STATED EXERCISE
Copy out every line in which the string "circle" occurs.

RECORDS
## begin

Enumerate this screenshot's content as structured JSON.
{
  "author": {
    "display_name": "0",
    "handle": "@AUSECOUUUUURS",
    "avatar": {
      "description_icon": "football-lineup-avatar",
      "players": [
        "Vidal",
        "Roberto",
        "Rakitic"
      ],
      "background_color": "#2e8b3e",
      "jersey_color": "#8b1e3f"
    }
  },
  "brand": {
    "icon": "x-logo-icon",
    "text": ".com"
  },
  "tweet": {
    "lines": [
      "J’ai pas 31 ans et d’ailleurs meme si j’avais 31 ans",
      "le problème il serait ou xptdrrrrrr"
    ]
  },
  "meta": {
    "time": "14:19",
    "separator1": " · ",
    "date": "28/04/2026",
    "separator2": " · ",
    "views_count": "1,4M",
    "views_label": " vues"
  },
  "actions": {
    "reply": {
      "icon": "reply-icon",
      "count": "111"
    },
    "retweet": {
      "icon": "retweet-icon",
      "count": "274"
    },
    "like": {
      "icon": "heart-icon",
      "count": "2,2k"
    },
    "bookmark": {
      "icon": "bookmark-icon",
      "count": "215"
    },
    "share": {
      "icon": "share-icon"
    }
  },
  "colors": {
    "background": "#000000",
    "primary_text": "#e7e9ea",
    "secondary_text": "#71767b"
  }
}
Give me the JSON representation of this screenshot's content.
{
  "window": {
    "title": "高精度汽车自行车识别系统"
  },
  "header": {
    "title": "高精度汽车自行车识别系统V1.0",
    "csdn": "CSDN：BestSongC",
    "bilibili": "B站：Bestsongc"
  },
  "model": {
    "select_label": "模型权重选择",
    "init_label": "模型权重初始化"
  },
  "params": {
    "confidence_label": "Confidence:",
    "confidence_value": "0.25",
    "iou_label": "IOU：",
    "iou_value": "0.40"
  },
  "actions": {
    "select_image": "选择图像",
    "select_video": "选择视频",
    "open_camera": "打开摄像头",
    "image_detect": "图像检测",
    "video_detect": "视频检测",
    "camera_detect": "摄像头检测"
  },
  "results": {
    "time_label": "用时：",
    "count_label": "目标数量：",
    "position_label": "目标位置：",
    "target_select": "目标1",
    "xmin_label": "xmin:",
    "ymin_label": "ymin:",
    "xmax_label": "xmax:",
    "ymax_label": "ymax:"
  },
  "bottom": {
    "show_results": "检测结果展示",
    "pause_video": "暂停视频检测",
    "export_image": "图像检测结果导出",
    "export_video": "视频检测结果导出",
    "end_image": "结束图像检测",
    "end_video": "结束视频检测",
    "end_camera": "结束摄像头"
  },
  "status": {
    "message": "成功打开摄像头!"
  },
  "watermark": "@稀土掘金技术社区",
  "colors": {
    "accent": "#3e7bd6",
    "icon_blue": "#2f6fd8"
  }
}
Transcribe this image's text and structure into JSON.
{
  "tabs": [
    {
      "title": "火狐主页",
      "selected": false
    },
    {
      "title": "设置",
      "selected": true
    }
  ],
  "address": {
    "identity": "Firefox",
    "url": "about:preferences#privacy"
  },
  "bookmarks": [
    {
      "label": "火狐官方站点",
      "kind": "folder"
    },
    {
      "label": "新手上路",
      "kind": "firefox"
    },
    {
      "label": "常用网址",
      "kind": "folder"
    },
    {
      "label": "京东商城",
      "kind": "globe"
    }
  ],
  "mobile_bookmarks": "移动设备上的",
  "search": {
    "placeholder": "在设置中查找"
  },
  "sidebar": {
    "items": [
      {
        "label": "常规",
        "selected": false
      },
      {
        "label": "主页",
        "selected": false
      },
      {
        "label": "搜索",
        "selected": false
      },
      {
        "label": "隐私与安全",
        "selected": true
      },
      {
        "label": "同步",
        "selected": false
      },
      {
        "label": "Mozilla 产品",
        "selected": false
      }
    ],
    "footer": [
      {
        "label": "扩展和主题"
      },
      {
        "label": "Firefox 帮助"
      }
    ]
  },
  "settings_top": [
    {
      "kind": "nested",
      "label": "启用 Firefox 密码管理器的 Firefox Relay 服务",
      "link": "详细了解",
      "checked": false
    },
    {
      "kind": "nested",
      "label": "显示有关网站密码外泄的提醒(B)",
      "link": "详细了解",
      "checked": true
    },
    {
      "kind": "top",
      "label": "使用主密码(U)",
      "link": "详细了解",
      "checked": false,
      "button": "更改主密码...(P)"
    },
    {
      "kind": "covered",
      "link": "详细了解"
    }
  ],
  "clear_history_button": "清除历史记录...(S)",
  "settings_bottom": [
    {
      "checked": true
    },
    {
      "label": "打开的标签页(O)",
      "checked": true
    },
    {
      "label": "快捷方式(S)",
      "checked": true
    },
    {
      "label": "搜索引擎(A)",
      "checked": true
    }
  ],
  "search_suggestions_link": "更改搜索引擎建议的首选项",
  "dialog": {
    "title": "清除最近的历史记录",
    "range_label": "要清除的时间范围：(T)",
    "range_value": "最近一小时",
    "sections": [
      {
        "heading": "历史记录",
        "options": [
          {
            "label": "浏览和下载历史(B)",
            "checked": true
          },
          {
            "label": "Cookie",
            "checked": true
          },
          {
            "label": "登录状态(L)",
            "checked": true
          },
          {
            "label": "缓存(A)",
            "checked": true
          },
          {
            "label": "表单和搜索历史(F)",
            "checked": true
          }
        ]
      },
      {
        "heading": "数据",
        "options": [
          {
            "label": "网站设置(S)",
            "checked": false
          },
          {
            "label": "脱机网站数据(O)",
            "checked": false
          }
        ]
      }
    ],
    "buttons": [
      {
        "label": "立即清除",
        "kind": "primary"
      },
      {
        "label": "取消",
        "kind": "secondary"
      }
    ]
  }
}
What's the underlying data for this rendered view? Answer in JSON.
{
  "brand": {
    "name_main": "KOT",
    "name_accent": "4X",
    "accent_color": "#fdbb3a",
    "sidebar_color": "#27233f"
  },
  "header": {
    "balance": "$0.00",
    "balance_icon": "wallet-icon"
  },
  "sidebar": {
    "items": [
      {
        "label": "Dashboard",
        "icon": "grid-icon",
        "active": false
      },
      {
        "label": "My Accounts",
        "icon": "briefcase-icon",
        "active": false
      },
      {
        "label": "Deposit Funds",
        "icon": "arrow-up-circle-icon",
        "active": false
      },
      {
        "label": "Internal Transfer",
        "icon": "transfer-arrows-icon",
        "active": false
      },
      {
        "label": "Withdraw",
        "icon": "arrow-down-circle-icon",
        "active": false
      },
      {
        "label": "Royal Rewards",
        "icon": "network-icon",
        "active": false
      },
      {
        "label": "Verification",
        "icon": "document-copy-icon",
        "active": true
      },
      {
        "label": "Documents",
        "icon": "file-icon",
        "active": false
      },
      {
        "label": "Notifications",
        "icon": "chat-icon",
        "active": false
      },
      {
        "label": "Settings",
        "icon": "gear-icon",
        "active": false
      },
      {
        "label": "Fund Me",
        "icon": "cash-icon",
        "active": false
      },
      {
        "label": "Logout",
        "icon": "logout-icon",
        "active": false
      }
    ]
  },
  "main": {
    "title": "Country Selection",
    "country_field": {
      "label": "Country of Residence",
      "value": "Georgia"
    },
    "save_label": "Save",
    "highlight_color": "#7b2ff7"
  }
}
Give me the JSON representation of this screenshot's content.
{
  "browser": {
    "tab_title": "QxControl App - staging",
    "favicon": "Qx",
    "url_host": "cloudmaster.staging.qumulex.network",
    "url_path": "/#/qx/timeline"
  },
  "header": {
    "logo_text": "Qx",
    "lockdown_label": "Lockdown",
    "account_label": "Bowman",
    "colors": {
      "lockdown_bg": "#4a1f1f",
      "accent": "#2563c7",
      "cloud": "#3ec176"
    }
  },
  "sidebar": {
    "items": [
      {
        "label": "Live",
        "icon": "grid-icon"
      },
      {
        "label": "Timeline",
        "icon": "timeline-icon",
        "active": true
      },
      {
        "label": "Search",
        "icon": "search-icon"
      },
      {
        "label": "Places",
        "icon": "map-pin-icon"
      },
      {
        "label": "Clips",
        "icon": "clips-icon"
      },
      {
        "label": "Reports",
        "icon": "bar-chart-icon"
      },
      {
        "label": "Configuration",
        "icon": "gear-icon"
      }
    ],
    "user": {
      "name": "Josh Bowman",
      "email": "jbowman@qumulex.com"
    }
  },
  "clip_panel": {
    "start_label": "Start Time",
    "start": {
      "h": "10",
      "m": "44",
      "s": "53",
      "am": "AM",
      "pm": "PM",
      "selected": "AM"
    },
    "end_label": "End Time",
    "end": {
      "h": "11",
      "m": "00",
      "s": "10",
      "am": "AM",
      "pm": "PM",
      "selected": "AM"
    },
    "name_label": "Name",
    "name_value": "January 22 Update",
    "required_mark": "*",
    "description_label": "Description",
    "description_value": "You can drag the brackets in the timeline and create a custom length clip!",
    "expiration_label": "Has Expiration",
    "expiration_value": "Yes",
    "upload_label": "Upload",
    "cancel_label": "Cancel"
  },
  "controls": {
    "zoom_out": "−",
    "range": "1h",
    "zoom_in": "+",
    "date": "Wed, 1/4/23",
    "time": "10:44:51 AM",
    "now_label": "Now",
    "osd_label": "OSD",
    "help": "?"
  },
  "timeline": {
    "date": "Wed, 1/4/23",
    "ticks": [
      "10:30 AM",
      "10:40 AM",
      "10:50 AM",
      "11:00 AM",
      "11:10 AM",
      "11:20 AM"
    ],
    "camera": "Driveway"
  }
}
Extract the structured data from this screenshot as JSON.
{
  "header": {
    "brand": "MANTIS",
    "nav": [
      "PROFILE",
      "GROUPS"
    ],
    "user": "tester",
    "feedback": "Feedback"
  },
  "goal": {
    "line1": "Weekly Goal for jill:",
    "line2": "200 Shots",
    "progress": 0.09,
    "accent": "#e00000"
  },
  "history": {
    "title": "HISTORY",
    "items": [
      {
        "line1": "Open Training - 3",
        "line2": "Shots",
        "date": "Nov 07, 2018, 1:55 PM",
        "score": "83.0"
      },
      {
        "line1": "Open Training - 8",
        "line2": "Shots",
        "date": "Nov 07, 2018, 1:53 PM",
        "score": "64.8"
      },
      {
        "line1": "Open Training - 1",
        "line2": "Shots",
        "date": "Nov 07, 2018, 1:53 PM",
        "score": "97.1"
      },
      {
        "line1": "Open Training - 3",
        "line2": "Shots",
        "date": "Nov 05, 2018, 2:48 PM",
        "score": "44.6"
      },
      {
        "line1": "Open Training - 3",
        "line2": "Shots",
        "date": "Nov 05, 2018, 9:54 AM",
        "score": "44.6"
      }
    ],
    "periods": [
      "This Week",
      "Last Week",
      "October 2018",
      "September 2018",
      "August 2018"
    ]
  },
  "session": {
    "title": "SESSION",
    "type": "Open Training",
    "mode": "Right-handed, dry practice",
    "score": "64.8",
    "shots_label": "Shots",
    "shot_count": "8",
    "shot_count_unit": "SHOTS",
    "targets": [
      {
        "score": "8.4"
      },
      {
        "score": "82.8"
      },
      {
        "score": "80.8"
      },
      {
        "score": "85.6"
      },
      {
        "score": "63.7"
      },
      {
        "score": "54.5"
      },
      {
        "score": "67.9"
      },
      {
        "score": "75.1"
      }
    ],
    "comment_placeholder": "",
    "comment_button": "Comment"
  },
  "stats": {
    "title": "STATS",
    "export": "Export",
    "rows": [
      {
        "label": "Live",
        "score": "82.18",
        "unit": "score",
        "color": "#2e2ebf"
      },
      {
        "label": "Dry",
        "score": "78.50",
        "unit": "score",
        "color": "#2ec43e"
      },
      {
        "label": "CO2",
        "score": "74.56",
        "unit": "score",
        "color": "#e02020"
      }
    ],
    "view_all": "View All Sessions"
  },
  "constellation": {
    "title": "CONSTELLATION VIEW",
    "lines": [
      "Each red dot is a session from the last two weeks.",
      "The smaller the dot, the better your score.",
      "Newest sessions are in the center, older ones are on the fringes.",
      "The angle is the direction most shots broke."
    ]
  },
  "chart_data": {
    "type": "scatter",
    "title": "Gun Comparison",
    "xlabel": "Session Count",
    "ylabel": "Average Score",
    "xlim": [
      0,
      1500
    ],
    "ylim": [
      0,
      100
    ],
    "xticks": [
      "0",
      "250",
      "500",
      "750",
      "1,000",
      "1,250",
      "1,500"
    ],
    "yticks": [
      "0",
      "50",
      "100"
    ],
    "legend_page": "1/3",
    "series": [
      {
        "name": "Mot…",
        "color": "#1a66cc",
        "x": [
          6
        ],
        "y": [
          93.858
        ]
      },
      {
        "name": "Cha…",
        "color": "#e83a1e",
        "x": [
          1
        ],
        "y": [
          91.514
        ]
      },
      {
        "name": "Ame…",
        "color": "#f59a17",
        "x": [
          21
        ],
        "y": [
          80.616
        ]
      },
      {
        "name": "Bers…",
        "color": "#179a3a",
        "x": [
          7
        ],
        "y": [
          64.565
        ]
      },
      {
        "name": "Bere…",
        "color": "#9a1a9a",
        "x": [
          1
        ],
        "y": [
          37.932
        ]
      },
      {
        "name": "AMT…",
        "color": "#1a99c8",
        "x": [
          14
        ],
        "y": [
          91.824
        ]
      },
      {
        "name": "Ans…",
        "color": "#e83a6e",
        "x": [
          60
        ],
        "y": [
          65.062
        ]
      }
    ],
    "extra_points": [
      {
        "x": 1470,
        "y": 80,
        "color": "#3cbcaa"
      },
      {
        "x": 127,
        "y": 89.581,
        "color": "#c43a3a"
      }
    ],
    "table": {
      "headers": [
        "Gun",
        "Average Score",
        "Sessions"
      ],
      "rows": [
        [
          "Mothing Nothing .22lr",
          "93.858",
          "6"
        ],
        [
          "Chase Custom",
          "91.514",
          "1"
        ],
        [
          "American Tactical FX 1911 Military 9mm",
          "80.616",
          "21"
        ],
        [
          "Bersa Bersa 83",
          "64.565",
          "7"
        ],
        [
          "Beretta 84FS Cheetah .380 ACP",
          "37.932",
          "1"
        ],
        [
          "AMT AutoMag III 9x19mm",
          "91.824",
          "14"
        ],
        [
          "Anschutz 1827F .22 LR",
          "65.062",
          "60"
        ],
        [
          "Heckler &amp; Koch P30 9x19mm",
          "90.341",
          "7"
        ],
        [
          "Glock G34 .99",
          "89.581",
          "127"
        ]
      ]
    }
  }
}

## end

FULL ANSWER
        "icon": "arrow-up-circle-icon",
        "icon": "arrow-down-circle-icon",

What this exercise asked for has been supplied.